REQUEST
Copy out every record below exactly as written, but leave out any pictures.
>> begin
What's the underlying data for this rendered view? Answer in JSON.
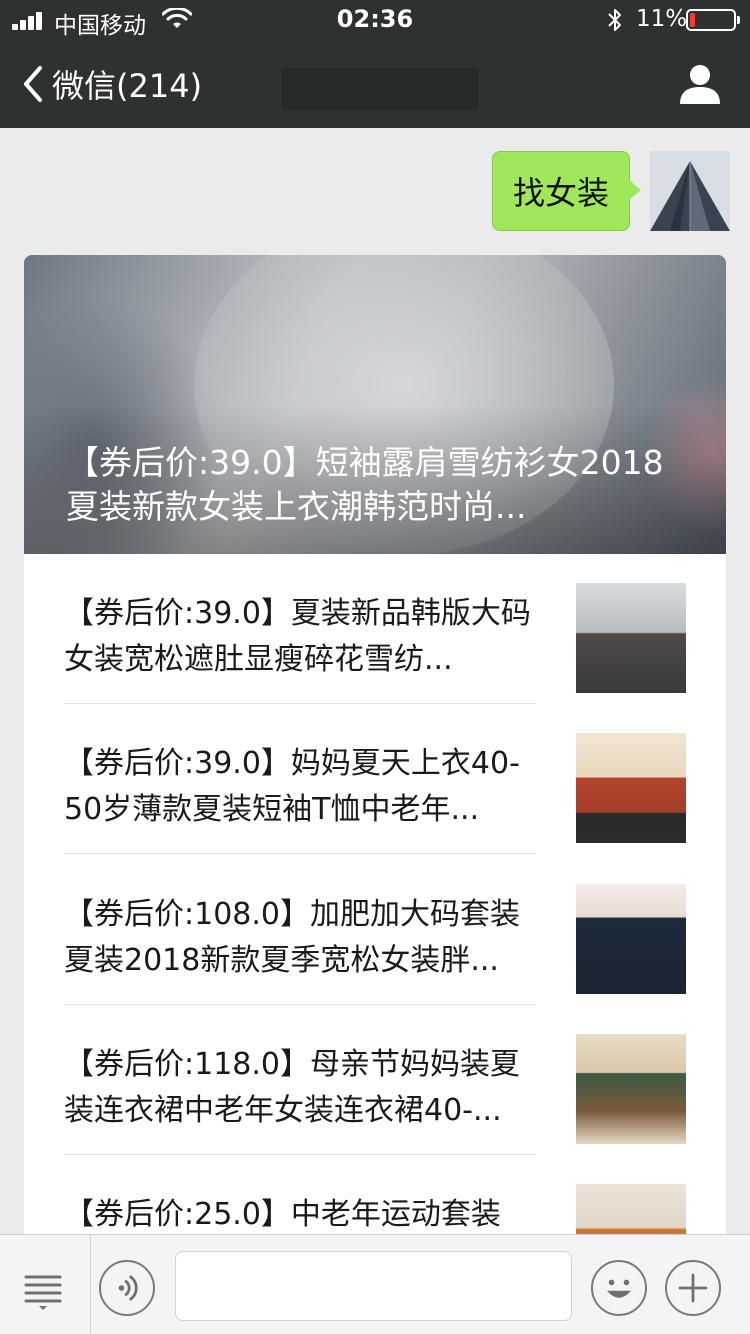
{
  "status_bar": {
    "carrier": "中国移动",
    "time": "02:36",
    "battery_percent": "11%",
    "battery_level": 0.11,
    "icons": [
      "signal-icon",
      "wifi-icon",
      "bluetooth-icon",
      "battery-icon"
    ]
  },
  "nav": {
    "back_label": "微信(214)",
    "back_icon": "chevron-left-icon",
    "profile_icon": "person-icon"
  },
  "chat": {
    "sent_message": "找女装",
    "card": {
      "hero_title": "【券后价:39.0】短袖露肩雪纺衫女2018夏装新款女装上衣潮韩范时尚...",
      "items": [
        {
          "text": "【券后价:39.0】夏装新品韩版大码女装宽松遮肚显瘦碎花雪纺..."
        },
        {
          "text": "【券后价:39.0】妈妈夏天上衣40-50岁薄款夏装短袖T恤中老年..."
        },
        {
          "text": "【券后价:108.0】加肥加大码套装夏装2018新款夏季宽松女装胖..."
        },
        {
          "text": "【券后价:118.0】母亲节妈妈装夏装连衣裙中老年女装连衣裙40-..."
        },
        {
          "text": "【券后价:25.0】中老年运动套装"
        }
      ]
    }
  },
  "input_bar": {
    "menu_icon": "menu-list-icon",
    "voice_icon": "voice-icon",
    "text_value": "",
    "emoji_icon": "emoji-icon",
    "plus_icon": "plus-icon"
  },
  "colors": {
    "nav_background": "#2e3132",
    "bubble_green": "#a0e75a",
    "chat_background": "#ebebeb",
    "battery_low": "#ff3b30"
  }
}
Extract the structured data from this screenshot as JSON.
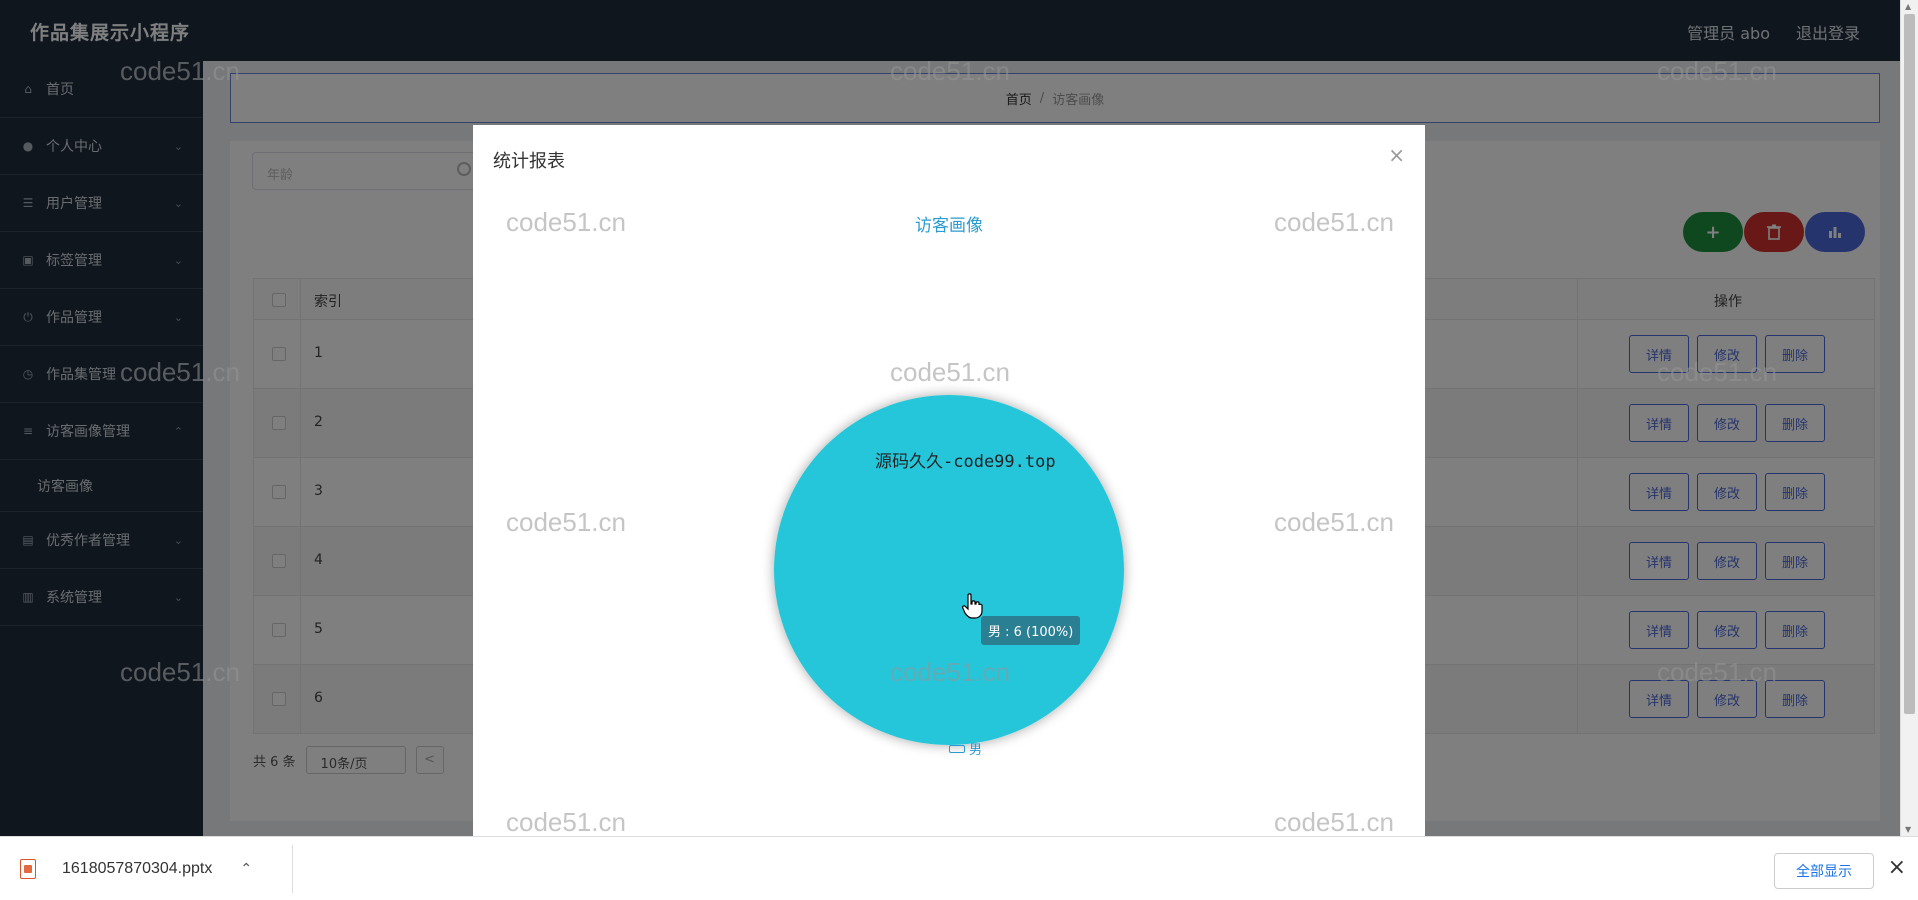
{
  "header": {
    "app_title": "作品集展示小程序",
    "admin_label": "管理员 abo",
    "logout_label": "退出登录"
  },
  "sidebar": {
    "items": [
      {
        "label": "首页",
        "icon": "home-icon"
      },
      {
        "label": "个人中心",
        "icon": "user-icon"
      },
      {
        "label": "用户管理",
        "icon": "sliders-icon"
      },
      {
        "label": "标签管理",
        "icon": "tag-icon"
      },
      {
        "label": "作品管理",
        "icon": "power-icon"
      },
      {
        "label": "作品集管理",
        "icon": "clock-icon"
      },
      {
        "label": "访客画像管理",
        "icon": "layers-icon"
      },
      {
        "label": "访客画像",
        "icon": ""
      },
      {
        "label": "优秀作者管理",
        "icon": "briefcase-icon"
      },
      {
        "label": "系统管理",
        "icon": "server-icon"
      }
    ]
  },
  "breadcrumb": {
    "home": "首页",
    "separator": "/",
    "current": "访客画像"
  },
  "search": {
    "placeholder": "年龄"
  },
  "toolbar": {
    "add": "+",
    "delete_icon": "trash-icon",
    "chart_icon": "bar-chart-icon"
  },
  "table": {
    "columns": [
      "索引",
      "操作"
    ],
    "rows": [
      {
        "index": "1"
      },
      {
        "index": "2"
      },
      {
        "index": "3"
      },
      {
        "index": "4"
      },
      {
        "index": "5"
      },
      {
        "index": "6"
      }
    ],
    "row_actions": [
      "详情",
      "修改",
      "删除"
    ]
  },
  "pagination": {
    "total": "共 6 条",
    "page_size": "10条/页",
    "prev": "<"
  },
  "dialog": {
    "title": "统计报表",
    "close": "×"
  },
  "chart_data": {
    "type": "pie",
    "title": "访客画像",
    "slices": [
      {
        "name": "男",
        "value": 6,
        "percent": 100,
        "color": "#26c6da"
      }
    ],
    "tooltip": "男 : 6 (100%)",
    "legend": [
      "男"
    ]
  },
  "overlay_text": "源码久久-code99.top",
  "watermark": "code51.cn",
  "downloads": {
    "filename": "1618057870304.pptx",
    "show_all": "全部显示",
    "close": "×"
  }
}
>> end
WRITTEN SOLUTION
What's the underlying data for this rendered view? Answer in JSON.
{
  "status_bar": {
    "carrier": "中国移动",
    "time": "02:36",
    "battery_percent": "11%",
    "battery_level": 0.11,
    "icons": [
      "signal-icon",
      "wifi-icon",
      "bluetooth-icon",
      "battery-icon"
    ]
  },
  "nav": {
    "back_label": "微信(214)",
    "back_icon": "chevron-left-icon",
    "profile_icon": "person-icon"
  },
  "chat": {
    "sent_message": "找女装",
    "card": {
      "hero_title": "【券后价:39.0】短袖露肩雪纺衫女2018夏装新款女装上衣潮韩范时尚...",
      "items": [
        {
          "text": "【券后价:39.0】夏装新品韩版大码女装宽松遮肚显瘦碎花雪纺..."
        },
        {
          "text": "【券后价:39.0】妈妈夏天上衣40-50岁薄款夏装短袖T恤中老年..."
        },
        {
          "text": "【券后价:108.0】加肥加大码套装夏装2018新款夏季宽松女装胖..."
        },
        {
          "text": "【券后价:118.0】母亲节妈妈装夏装连衣裙中老年女装连衣裙40-..."
        },
        {
          "text": "【券后价:25.0】中老年运动套装"
        }
      ]
    }
  },
  "input_bar": {
    "menu_icon": "menu-list-icon",
    "voice_icon": "voice-icon",
    "text_value": "",
    "emoji_icon": "emoji-icon",
    "plus_icon": "plus-icon"
  },
  "colors": {
    "nav_background": "#2e3132",
    "bubble_green": "#a0e75a",
    "chat_background": "#ebebeb",
    "battery_low": "#ff3b30"
  }
}
Extract the structured data from this screenshot as JSON.
{
  "header": {
    "app_title": "作品集展示小程序",
    "admin_label": "管理员 abo",
    "logout_label": "退出登录"
  },
  "sidebar": {
    "items": [
      {
        "label": "首页",
        "icon": "home-icon"
      },
      {
        "label": "个人中心",
        "icon": "user-icon"
      },
      {
        "label": "用户管理",
        "icon": "sliders-icon"
      },
      {
        "label": "标签管理",
        "icon": "tag-icon"
      },
      {
        "label": "作品管理",
        "icon": "power-icon"
      },
      {
        "label": "作品集管理",
        "icon": "clock-icon"
      },
      {
        "label": "访客画像管理",
        "icon": "layers-icon"
      },
      {
        "label": "访客画像",
        "icon": ""
      },
      {
        "label": "优秀作者管理",
        "icon": "briefcase-icon"
      },
      {
        "label": "系统管理",
        "icon": "server-icon"
      }
    ]
  },
  "breadcrumb": {
    "home": "首页",
    "separator": "/",
    "current": "访客画像"
  },
  "search": {
    "placeholder": "年龄"
  },
  "toolbar": {
    "add": "+",
    "delete_icon": "trash-icon",
    "chart_icon": "bar-chart-icon"
  },
  "table": {
    "columns": [
      "索引",
      "操作"
    ],
    "rows": [
      {
        "index": "1"
      },
      {
        "index": "2"
      },
      {
        "index": "3"
      },
      {
        "index": "4"
      },
      {
        "index": "5"
      },
      {
        "index": "6"
      }
    ],
    "row_actions": [
      "详情",
      "修改",
      "删除"
    ]
  },
  "pagination": {
    "total": "共 6 条",
    "page_size": "10条/页",
    "prev": "<"
  },
  "dialog": {
    "title": "统计报表",
    "close": "×"
  },
  "chart_data": {
    "type": "pie",
    "title": "访客画像",
    "slices": [
      {
        "name": "男",
        "value": 6,
        "percent": 100,
        "color": "#26c6da"
      }
    ],
    "tooltip": "男 : 6 (100%)",
    "legend": [
      "男"
    ]
  },
  "overlay_text": "源码久久-code99.top",
  "watermark": "code51.cn",
  "downloads": {
    "filename": "1618057870304.pptx",
    "show_all": "全部显示",
    "close": "×"
  }
}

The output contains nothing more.